start RECORDS

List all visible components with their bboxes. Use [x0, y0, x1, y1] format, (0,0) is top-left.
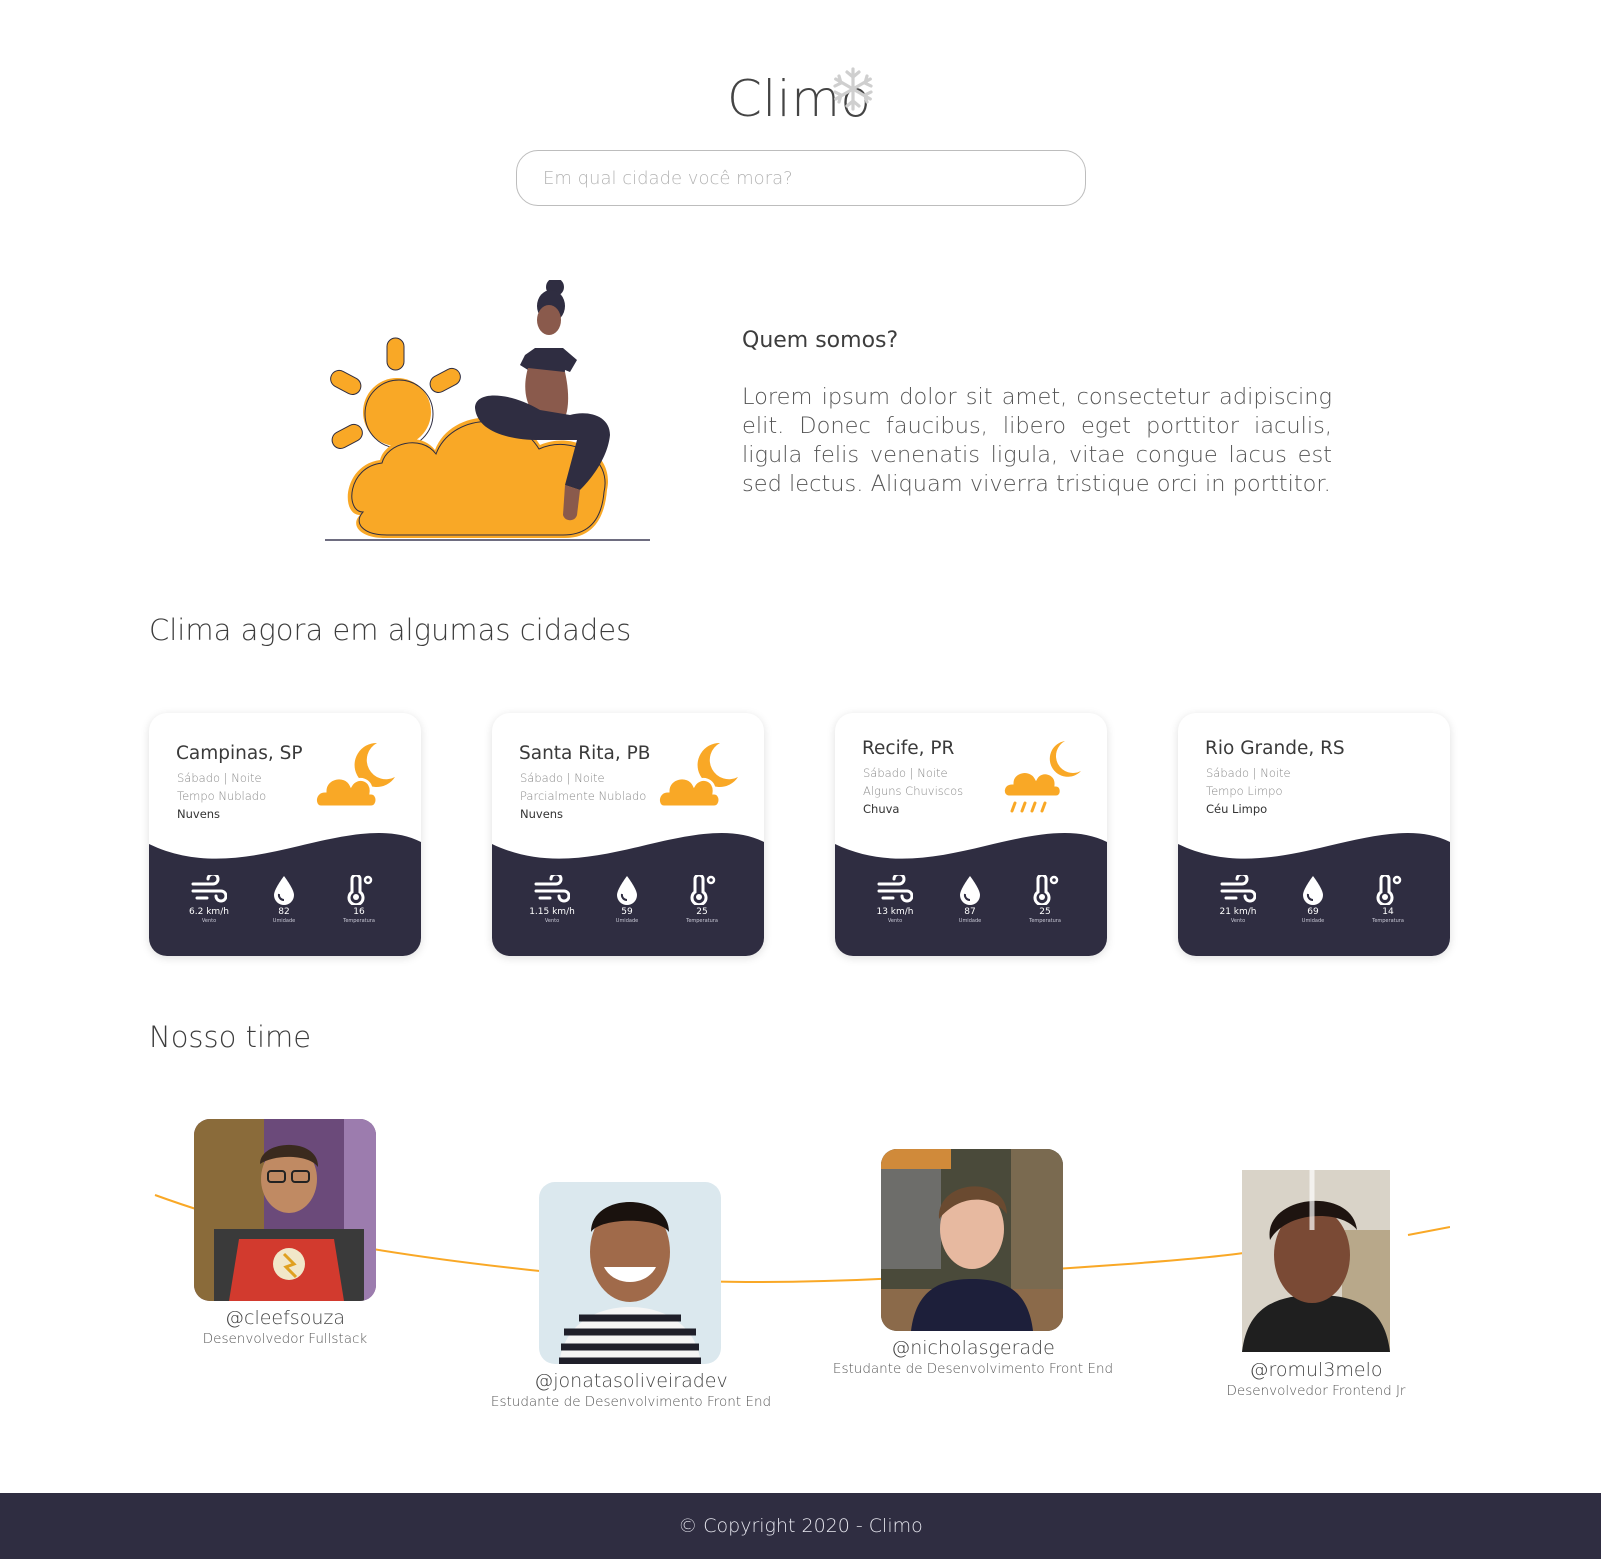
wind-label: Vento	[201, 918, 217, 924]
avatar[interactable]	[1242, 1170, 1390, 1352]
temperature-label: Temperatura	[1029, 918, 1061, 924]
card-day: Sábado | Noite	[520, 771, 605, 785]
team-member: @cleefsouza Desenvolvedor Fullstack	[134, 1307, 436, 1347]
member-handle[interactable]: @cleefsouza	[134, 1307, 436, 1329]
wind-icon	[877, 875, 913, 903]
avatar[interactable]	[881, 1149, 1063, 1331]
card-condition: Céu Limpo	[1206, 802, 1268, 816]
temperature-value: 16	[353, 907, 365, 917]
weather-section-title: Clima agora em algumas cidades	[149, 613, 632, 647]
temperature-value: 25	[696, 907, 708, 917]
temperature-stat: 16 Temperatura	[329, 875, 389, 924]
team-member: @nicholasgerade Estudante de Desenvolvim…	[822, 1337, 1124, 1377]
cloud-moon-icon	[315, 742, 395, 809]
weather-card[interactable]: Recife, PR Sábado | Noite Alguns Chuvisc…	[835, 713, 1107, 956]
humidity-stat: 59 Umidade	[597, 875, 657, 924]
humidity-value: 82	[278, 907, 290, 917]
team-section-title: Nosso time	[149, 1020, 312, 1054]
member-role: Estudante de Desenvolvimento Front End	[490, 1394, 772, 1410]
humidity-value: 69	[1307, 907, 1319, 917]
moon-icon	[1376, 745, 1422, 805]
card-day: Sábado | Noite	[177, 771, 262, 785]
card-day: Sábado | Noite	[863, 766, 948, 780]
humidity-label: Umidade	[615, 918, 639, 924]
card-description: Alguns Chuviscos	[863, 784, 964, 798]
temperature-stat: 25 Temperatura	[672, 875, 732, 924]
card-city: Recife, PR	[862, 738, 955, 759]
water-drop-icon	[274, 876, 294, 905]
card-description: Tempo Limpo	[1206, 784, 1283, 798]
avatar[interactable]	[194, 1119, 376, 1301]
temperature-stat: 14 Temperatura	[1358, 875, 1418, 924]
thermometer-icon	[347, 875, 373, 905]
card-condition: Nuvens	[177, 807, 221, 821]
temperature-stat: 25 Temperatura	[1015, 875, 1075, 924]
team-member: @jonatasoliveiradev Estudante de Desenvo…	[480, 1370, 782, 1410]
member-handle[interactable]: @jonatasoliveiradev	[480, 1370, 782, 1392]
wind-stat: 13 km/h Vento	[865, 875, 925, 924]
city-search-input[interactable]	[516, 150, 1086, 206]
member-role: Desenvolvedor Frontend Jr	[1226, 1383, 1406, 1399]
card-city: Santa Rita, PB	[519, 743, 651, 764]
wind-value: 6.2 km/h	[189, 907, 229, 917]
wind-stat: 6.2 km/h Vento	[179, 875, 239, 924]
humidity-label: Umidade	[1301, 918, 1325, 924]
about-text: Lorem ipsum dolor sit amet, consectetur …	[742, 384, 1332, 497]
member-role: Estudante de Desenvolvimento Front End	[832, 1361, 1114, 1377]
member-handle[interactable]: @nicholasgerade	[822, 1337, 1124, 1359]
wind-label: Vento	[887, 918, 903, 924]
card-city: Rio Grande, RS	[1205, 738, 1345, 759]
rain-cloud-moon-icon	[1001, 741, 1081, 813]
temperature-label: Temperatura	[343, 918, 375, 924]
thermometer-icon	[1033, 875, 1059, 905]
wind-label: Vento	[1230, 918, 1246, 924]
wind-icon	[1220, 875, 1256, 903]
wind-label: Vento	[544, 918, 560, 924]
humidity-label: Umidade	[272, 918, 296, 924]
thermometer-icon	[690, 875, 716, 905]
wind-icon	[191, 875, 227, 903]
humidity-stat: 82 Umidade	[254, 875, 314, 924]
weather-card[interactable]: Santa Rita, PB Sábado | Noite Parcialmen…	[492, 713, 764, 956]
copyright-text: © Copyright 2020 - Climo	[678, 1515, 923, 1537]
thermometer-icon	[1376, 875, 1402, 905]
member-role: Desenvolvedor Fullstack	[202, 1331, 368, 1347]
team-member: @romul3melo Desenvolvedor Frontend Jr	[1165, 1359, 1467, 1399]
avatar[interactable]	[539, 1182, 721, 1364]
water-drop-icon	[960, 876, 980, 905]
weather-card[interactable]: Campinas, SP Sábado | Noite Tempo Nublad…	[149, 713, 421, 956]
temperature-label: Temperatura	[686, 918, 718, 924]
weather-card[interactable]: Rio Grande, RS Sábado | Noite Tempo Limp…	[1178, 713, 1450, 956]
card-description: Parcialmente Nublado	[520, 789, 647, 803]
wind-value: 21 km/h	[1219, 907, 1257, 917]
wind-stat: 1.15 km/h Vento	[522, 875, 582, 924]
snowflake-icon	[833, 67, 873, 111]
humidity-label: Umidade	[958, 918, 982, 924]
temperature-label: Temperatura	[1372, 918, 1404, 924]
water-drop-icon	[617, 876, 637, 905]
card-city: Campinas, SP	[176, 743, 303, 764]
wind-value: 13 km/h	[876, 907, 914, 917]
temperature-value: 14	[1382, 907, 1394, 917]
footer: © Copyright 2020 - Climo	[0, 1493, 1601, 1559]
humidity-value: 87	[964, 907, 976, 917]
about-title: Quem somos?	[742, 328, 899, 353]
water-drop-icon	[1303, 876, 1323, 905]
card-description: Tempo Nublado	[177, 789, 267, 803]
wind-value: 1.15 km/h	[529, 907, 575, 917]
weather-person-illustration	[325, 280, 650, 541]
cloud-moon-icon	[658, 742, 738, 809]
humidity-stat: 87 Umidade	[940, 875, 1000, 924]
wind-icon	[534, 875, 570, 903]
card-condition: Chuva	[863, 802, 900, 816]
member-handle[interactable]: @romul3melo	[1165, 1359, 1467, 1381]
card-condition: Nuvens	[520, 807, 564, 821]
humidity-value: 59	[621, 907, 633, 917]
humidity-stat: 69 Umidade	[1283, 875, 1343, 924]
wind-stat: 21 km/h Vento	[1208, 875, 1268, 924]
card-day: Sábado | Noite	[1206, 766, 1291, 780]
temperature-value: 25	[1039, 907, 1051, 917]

end RECORDS
start RECORDS

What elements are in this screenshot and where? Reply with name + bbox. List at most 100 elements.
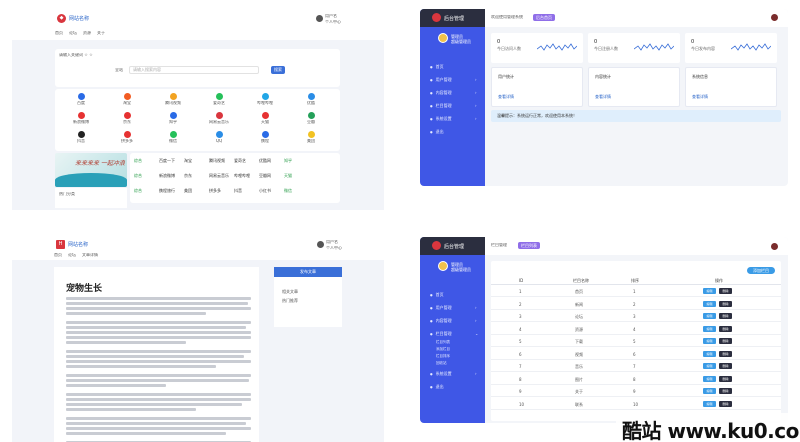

end RECORDS

Copy the lines of the records from the one with "List all visible" up to and including the one with "team-member: @cleefsouza Desenvolvedor", character for character. Leave out the picture.

List all visible components with their bboxes. Use [x0, y0, x1, y1] format, (0,0) is top-left.
wind-label: Vento	[201, 918, 217, 924]
avatar[interactable]	[1242, 1170, 1390, 1352]
temperature-label: Temperatura	[1029, 918, 1061, 924]
card-day: Sábado | Noite	[520, 771, 605, 785]
team-member: @cleefsouza Desenvolvedor Fullstack	[134, 1307, 436, 1347]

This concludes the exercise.